** BEGIN Provided records **

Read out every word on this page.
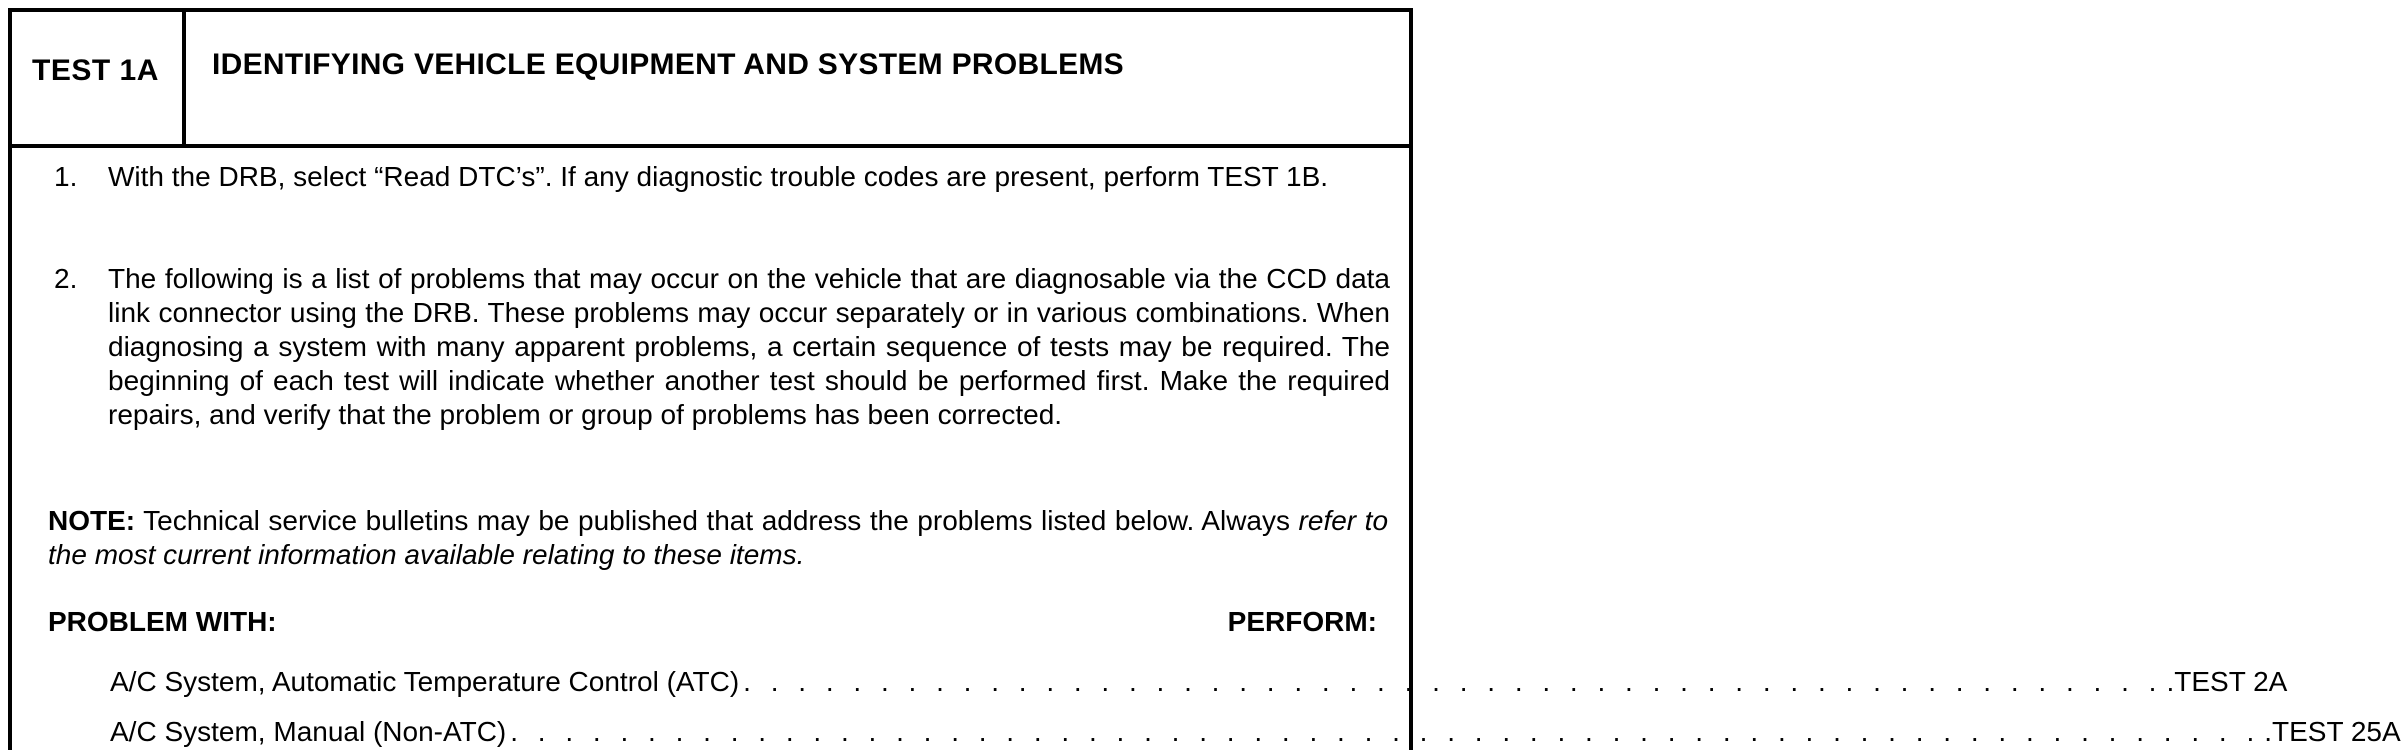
TEST 1A IDENTIFYING VEHICLE EQUIPMENT AND SYSTEM PROBLEMS
1. With the DRB, select “Read DTC’s”. If any diagnostic trouble codes are present, perform TEST 1B.
2. The following is a list of problems that may occur on the vehicle that are diagnosable via the CCD data link connector using the DRB. These problems may occur separately or in various combinations. When diagnosing a system with many apparent problems, a certain sequence of tests may be required. The beginning of each test will indicate whether another test should be performed first. Make the required repairs, and verify that the problem or group of problems has been corrected.
NOTE: Technical service bulletins may be published that address the problems listed below. Always refer to the most current information available relating to these items.
PROBLEM WITH:	PERFORM:
A/C System, Automatic Temperature Control (ATC) . . . . . . . . . . . . . . . . . . . . . . . . . . . . . . . . . . . . . . . . . . . . . . . . . . . . .TEST 2A
A/C System, Manual (Non-ATC) . . . . . . . . . . . . . . . . . . . . . . . . . . . . . . . . . . . . . . . . . . . . . . . . . . . . . . . . . . . . . . . . .TEST 25A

** END Provided records **

◆ The problem
Go through the entries above and output them exactly, without pictures.

◆ Exercise result
Read out every word on this page.
TEST 1A IDENTIFYING VEHICLE EQUIPMENT AND SYSTEM PROBLEMS
1. With the DRB, select “Read DTC’s”. If any diagnostic trouble codes are present, perform TEST 1B.
2. The following is a list of problems that may occur on the vehicle that are diagnosable via the CCD data link connector using the DRB. These problems may occur separately or in various combinations. When diagnosing a system with many apparent problems, a certain sequence of tests may be required. The beginning of each test will indicate whether another test should be performed first. Make the required repairs, and verify that the problem or group of problems has been corrected.
NOTE: Technical service bulletins may be published that address the problems listed below. Always refer to the most current information available relating to these items.
PROBLEM WITH:	PERFORM:
A/C System, Automatic Temperature Control (ATC) . . . . . . . . . . . . . . . . . . . . . . . . . . . . . . . . . . . . . . . . . . . . . . . . . . . . .TEST 2A
A/C System, Manual (Non-ATC) . . . . . . . . . . . . . . . . . . . . . . . . . . . . . . . . . . . . . . . . . . . . . . . . . . . . . . . . . . . . . . . . .TEST 25A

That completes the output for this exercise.